Given exercise:
Output the lines of the material from the line containing "paste-icon[interactable] <box>98 41" through the line containing "tree-item[interactable]: + Утили", inclusive, as a Markdown table with the columns No. and Line. Skip any blank lines.
-- begin Given entries --
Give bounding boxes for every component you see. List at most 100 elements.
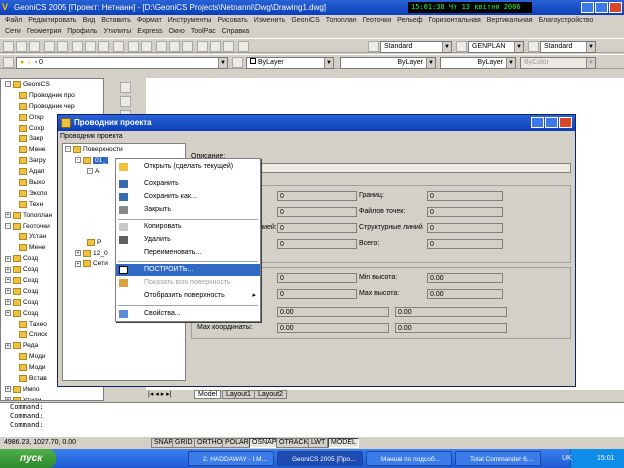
paste-icon[interactable] <box>98 41 109 52</box>
menu-item-show-all[interactable]: Показать всю поверхность <box>116 277 260 289</box>
tab-model[interactable]: Model <box>194 390 222 399</box>
design-center-icon[interactable] <box>210 41 221 52</box>
menu-item-delete[interactable]: Удалить <box>116 234 260 246</box>
expand-icon[interactable]: + <box>5 299 11 306</box>
minimize-button[interactable] <box>581 2 594 13</box>
collapse-icon[interactable]: - <box>65 146 71 153</box>
tree-item[interactable]: + Утили <box>1 395 103 400</box>
menu-item-close[interactable]: Закрыть <box>116 204 260 216</box>
tab-layout2[interactable]: Layout2 <box>254 390 287 399</box>
collapse-icon[interactable]: - <box>75 157 81 164</box>
undo-icon[interactable] <box>128 41 139 52</box>
tree-item[interactable]: - GeoniCS <box>1 79 103 90</box>
menu-item-build[interactable]: ПОСТРОИТЬ... <box>116 264 260 276</box>
task-haddaway[interactable]: 2. HADDAWAY - I M... <box>188 451 274 466</box>
expand-icon[interactable]: + <box>75 250 81 256</box>
tab-nav-icons[interactable]: |◂ ◂ ▸ ▸| <box>148 390 172 398</box>
menu-item[interactable]: Рисовать <box>214 17 250 24</box>
dialog-minimize-button[interactable] <box>531 117 544 128</box>
expand-icon[interactable]: + <box>5 212 11 219</box>
menu-item[interactable]: ToolPac <box>188 28 219 35</box>
lineweight-select[interactable]: ByLayer ▼ <box>440 57 516 69</box>
match-icon[interactable] <box>113 41 124 52</box>
polar-toggle[interactable]: POLAR <box>222 438 252 448</box>
menu-item[interactable]: Инструменты <box>165 17 215 24</box>
save-icon[interactable] <box>29 41 40 52</box>
command-prompt[interactable]: Command: <box>10 421 624 430</box>
linetype-select[interactable]: ByLayer ▼ <box>340 57 436 69</box>
menu-item[interactable]: GeoniCS <box>288 17 322 24</box>
otrack-toggle[interactable]: OTRACK <box>276 438 312 448</box>
color-select[interactable]: ByLayer ▼ <box>246 57 334 69</box>
line-icon[interactable] <box>120 82 131 93</box>
cut-icon[interactable] <box>72 41 83 52</box>
tree-item[interactable]: Проводник про <box>1 90 103 101</box>
menu-item[interactable]: Благоустройство <box>536 17 597 24</box>
menu-item[interactable]: Файл <box>2 17 25 24</box>
task-total-commander[interactable]: Total Commander 6.... <box>455 451 541 466</box>
language-indicator[interactable]: UK <box>562 449 572 468</box>
expand-icon[interactable]: + <box>5 255 11 262</box>
grid-toggle[interactable]: GRID <box>172 438 196 448</box>
menu-item[interactable]: Геоточки <box>360 17 394 24</box>
menu-item[interactable]: Формат <box>134 17 165 24</box>
menu-item[interactable]: Изменить <box>251 17 289 24</box>
ortho-toggle[interactable]: ORTHO <box>194 438 226 448</box>
zoom-window-icon[interactable] <box>182 41 193 52</box>
expand-icon[interactable]: + <box>75 260 81 267</box>
menu-item[interactable]: Геометрия <box>24 28 64 35</box>
menu-item-open[interactable]: Открыть (сделать текущей) <box>116 161 260 173</box>
menu-item-copy[interactable]: Копировать <box>116 221 260 233</box>
layer-select[interactable]: ● ☼ ▫ 0 ▼ <box>16 57 228 69</box>
task-manual[interactable]: Манual по подсоб... <box>366 451 452 466</box>
menu-item[interactable]: Вертикальная <box>484 17 536 24</box>
print-icon[interactable] <box>44 41 55 52</box>
make-current-icon[interactable] <box>232 57 243 68</box>
preview-icon[interactable] <box>57 41 68 52</box>
zoom-icon[interactable] <box>169 41 180 52</box>
menu-item[interactable]: Горизонтальная <box>426 17 484 24</box>
lwt-toggle[interactable]: LWT <box>308 438 329 448</box>
properties-icon[interactable] <box>197 41 208 52</box>
maximize-button[interactable] <box>595 2 608 13</box>
menu-item[interactable]: Рельеф <box>394 17 425 24</box>
dialog-close-button[interactable] <box>559 117 572 128</box>
pan-icon[interactable] <box>156 41 167 52</box>
menu-item-properties[interactable]: Свойства... <box>116 308 260 320</box>
plotstyle-select[interactable]: ByColor ▼ <box>520 57 596 69</box>
collapse-icon[interactable]: - <box>5 81 11 88</box>
menu-item-display[interactable]: Отобразить поверхность ▸ <box>116 290 260 302</box>
open-icon[interactable] <box>16 41 27 52</box>
copy-icon[interactable] <box>85 41 96 52</box>
expand-icon[interactable]: + <box>5 310 11 317</box>
tree-item[interactable]: Проводник чер <box>1 101 103 112</box>
command-line[interactable]: Command: Command: Command: <box>0 402 624 437</box>
expand-icon[interactable]: + <box>5 288 11 295</box>
layer-manager-icon[interactable] <box>3 57 14 68</box>
new-icon[interactable] <box>3 41 14 52</box>
model-toggle[interactable]: MODEL <box>328 438 359 448</box>
menu-item[interactable]: Справка <box>219 28 252 35</box>
expand-icon[interactable]: + <box>5 342 11 349</box>
tool-palette-icon[interactable] <box>223 41 234 52</box>
help-icon[interactable] <box>238 41 249 52</box>
menu-item[interactable]: Профиль <box>64 28 100 35</box>
menu-item[interactable]: Вставить <box>98 17 134 24</box>
menu-item[interactable]: Сети <box>2 28 24 35</box>
table-style-select[interactable]: Standard ▼ <box>540 41 596 53</box>
menu-item[interactable]: Окно <box>166 28 188 35</box>
menu-item[interactable]: Топоплан <box>323 17 360 24</box>
expand-icon[interactable]: + <box>5 397 11 400</box>
expand-icon[interactable]: + <box>5 266 11 273</box>
menu-item-save-as[interactable]: Сохранить как... <box>116 191 260 203</box>
dialog-maximize-button[interactable] <box>545 117 558 128</box>
dim-style-select[interactable]: GENPLAN ▼ <box>468 41 524 53</box>
menu-item[interactable]: Express <box>134 28 165 35</box>
text-style-select[interactable]: Standard ▼ <box>380 41 452 53</box>
redo-icon[interactable] <box>141 41 152 52</box>
close-button[interactable] <box>609 2 622 13</box>
tree-node-surfaces[interactable]: - Поверхности <box>63 144 185 155</box>
collapse-icon[interactable]: - <box>87 168 93 175</box>
menu-item-rename[interactable]: Переименовать... <box>116 247 260 259</box>
tab-layout1[interactable]: Layout1 <box>222 390 255 399</box>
-- end Given entries --
Solution for this exercise:
| No. | Line |
|---|---|
| 1 | paste-icon[interactable] <box>98 41 109 52</box> |
| 2 | menu-item-show-all[interactable]: Показать всю поверхность <box>116 277 260 289</box> |
| 3 | tab-model[interactable]: Model <box>194 390 222 399</box> |
| 4 | design-center-icon[interactable] <box>210 41 221 52</box> |
| 5 | menu-item-delete[interactable]: Удалить <box>116 234 260 246</box> |
| 6 | expand-icon[interactable]: + <box>5 299 11 306</box> |
| 7 | minimize-button[interactable] <box>581 2 594 13</box> |
| 8 | collapse-icon[interactable]: - <box>65 146 71 153</box> |
| 9 | tree-item[interactable]: + Утили <box>1 395 103 400</box> |